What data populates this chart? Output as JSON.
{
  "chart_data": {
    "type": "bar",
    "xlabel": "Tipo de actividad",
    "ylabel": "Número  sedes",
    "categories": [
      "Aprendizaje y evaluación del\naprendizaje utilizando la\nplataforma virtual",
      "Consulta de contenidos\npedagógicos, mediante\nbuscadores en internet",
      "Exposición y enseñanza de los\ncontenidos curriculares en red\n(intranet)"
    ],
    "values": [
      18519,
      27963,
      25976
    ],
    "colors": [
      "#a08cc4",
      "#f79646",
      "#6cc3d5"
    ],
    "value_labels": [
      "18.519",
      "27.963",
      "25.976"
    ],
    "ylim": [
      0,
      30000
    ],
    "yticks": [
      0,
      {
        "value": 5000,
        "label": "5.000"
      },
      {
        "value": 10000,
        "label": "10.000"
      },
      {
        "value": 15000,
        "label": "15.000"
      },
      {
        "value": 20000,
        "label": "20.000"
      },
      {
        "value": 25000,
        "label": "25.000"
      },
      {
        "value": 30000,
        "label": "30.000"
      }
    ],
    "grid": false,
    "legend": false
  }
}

WHAT YOU NEED TO DO →
Return the whole listing exactly.

EXERCISE OUTPUT →
What data populates this chart? Output as JSON.
{
  "chart_data": {
    "type": "bar",
    "xlabel": "Tipo de actividad",
    "ylabel": "Número  sedes",
    "categories": [
      "Aprendizaje y evaluación del\naprendizaje utilizando la\nplataforma virtual",
      "Consulta de contenidos\npedagógicos, mediante\nbuscadores en internet",
      "Exposición y enseñanza de los\ncontenidos curriculares en red\n(intranet)"
    ],
    "values": [
      18519,
      27963,
      25976
    ],
    "colors": [
      "#a08cc4",
      "#f79646",
      "#6cc3d5"
    ],
    "value_labels": [
      "18.519",
      "27.963",
      "25.976"
    ],
    "ylim": [
      0,
      30000
    ],
    "yticks": [
      0,
      {
        "value": 5000,
        "label": "5.000"
      },
      {
        "value": 10000,
        "label": "10.000"
      },
      {
        "value": 15000,
        "label": "15.000"
      },
      {
        "value": 20000,
        "label": "20.000"
      },
      {
        "value": 25000,
        "label": "25.000"
      },
      {
        "value": 30000,
        "label": "30.000"
      }
    ],
    "grid": false,
    "legend": false
  }
}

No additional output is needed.